## TEXTE À LIRE:
■ ■ ■

Protection de l'enfance, un projet de loi prometteur
L'assemblée nationale en première lecture a adopté, à l'unanimité, une proposition de loi (PPL) visant à protéger les enfants et lutter contre les violences en milieu scolaire. Ce texte découle des travaux de la commission d’enquête suite au scandale "Betharram" qui a contribué à la fin de l'omerta dans les établissements publics, privés sous et hors contrat ainsi que dernièrement dans le périscolaire.
Les avancées à confirmer dans la suite du parcours législatifs :
- une formation initiale à la prévention et détection des violences ainsi qu’à la rédaction d’informations préoccupantes ;
- la création d’un dispositif au sein des établissements permettant de recueillir les propos de victimes (la forme serait à définir
- la demande systématique du contrôle de l’honorabilité des autres adultes qu'uniquement les enseignants en situation d'intervenir auprès des élèves (y compris les parents, bénévoles et maîtres de stage) et dans le périscolaire ;
- un rappel de l’obligation des séances d’EARS et ÉVARS pour tous les établissements publics et privés ;
- la création d’un fichier des personnes interdites d’exercer en proximité des mineurs suite à sanction, révocation ou risques avérés ;
- un contrôle renforcé de l'activité des directeurs d'établissements privés avec une échelle de sanctions ;
- la possibilité de fermer sans attendre un établissement privé dès lors que le contrôle laisse à voir un danger grave pour les élèves;
- La transformation d'une instance de concertation vers une instance davantage formalisée ("conseil académique de l'enseignement privé");
- l'extension aux établissements agricoles de ces dispositions.

■ ■ ■

## CONSIGNES À SUIVRE:
- A) Recopiez fidèlement le passage du texte sur la protection de l'enfance qui s'ouvre sur les mots contenant «Protection de l'enfance, un» et se clôt sur «dans le périscolaire.».
- B) Résumez en deux phrases le texte sur la protection de l'enfance.

■ ■ ■

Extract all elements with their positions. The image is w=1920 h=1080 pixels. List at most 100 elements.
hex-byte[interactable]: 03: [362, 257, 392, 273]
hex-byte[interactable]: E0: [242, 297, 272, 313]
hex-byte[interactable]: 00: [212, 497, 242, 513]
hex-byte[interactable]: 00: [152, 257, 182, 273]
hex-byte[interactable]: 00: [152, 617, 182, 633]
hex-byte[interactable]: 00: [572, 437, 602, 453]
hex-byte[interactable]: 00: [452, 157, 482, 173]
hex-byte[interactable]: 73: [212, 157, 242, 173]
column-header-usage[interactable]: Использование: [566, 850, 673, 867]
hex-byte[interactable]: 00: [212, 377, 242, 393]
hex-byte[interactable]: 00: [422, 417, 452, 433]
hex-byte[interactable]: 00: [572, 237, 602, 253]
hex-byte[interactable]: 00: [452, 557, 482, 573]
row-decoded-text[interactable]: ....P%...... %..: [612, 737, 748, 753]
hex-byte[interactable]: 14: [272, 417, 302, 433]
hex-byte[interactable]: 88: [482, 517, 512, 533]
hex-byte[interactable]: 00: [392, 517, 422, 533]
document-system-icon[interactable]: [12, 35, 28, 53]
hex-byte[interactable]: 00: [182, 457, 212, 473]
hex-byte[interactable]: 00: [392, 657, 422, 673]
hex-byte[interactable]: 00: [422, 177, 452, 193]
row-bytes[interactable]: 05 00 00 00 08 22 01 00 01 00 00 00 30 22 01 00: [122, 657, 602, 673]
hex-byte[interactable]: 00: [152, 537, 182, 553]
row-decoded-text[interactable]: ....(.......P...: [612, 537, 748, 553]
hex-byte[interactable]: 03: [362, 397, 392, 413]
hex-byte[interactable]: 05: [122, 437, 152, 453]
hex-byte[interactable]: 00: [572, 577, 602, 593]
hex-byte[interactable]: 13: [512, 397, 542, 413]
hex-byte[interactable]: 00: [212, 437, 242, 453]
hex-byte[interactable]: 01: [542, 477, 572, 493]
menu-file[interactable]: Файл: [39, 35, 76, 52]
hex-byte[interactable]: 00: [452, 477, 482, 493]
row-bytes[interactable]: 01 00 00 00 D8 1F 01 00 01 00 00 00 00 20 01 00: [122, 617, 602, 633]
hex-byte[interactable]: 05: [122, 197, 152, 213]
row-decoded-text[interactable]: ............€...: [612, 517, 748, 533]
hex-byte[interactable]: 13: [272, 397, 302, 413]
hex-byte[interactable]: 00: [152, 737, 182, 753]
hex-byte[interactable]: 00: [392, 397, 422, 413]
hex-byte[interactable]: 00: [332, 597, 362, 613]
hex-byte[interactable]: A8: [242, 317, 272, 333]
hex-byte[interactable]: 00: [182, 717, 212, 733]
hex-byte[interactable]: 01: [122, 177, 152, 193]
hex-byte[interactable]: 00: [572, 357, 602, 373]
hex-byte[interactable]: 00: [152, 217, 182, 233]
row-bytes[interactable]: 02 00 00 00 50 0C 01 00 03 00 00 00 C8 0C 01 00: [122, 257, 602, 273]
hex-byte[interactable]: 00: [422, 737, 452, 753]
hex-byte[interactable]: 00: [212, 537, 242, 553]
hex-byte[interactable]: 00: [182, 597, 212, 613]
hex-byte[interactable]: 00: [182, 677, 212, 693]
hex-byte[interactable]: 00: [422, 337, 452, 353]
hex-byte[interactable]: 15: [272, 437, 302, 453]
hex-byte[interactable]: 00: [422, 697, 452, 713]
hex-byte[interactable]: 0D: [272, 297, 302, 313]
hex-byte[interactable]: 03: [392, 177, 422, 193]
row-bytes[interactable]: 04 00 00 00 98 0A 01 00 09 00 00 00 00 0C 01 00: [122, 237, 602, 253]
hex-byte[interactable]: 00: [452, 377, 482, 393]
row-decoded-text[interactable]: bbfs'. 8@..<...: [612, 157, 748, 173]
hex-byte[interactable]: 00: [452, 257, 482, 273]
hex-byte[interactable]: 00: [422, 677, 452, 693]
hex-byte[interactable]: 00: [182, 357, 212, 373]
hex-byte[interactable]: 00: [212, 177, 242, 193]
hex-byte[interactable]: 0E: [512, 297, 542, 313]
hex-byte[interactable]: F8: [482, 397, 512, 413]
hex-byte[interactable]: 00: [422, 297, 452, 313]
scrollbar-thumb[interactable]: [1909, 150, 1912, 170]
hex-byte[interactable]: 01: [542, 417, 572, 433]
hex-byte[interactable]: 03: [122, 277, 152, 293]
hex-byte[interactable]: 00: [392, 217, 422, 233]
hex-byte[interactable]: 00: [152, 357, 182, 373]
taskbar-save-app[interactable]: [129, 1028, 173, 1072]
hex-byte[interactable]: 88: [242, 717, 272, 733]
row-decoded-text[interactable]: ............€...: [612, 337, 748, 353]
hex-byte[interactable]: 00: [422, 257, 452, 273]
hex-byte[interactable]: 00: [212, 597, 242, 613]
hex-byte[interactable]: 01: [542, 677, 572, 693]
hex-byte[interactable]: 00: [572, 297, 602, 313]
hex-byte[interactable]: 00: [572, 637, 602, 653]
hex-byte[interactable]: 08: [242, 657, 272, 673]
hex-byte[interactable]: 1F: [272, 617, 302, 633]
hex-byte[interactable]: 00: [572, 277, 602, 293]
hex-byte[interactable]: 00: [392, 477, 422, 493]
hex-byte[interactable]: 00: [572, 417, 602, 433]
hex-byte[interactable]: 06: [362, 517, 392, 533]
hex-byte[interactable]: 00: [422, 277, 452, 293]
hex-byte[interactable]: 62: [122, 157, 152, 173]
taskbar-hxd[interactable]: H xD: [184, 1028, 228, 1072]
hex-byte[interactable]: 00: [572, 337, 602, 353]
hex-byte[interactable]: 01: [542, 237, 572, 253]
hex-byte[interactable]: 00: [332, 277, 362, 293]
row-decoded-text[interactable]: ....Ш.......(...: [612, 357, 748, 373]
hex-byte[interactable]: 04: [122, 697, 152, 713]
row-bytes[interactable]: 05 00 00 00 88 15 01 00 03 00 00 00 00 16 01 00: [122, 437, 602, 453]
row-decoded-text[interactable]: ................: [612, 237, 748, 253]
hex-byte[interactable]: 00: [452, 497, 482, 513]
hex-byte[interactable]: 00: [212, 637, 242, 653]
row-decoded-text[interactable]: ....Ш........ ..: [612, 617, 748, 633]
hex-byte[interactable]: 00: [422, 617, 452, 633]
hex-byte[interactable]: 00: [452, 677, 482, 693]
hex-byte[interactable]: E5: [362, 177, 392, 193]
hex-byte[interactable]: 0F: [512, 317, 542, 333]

■ ■ ■

## RÉPONSES ATTENDUES:
- A)
Protection de l'enfance, un projet de loi prometteur
L'assemblée nationale en première lecture a adopté, à l'unanimité, une proposition de loi (PPL) visant à protéger les enfants et lutter contre les violences en milieu scolaire. Ce texte découle des travaux de la commission d’enquête suite au scandale "Betharram" qui a contribué à la fin de l'omerta dans les établissements publics, privés sous et hors contrat ainsi que dernièrement dans le périscolaire.

- B) L'Assemblée nationale a adopté à l'unanimité, en première lecture, une proposition de loi visant à protéger les enfants et à lutter contre les violences en milieu scolaire, issue des travaux de la commission d'enquête qui a suivi le scandale « Betharram ». Le texte prévoit notamment une formation à la prévention et à la détection des violences, le contrôle systématique de l'honorabilité des adultes intervenant auprès des élèves, un fichier des personnes interdites d'exercer auprès des mineurs et un contrôle renforcé des directeurs d'établissements privés, avec la possibilité de fermer sans attendre un établissement en cas de danger grave.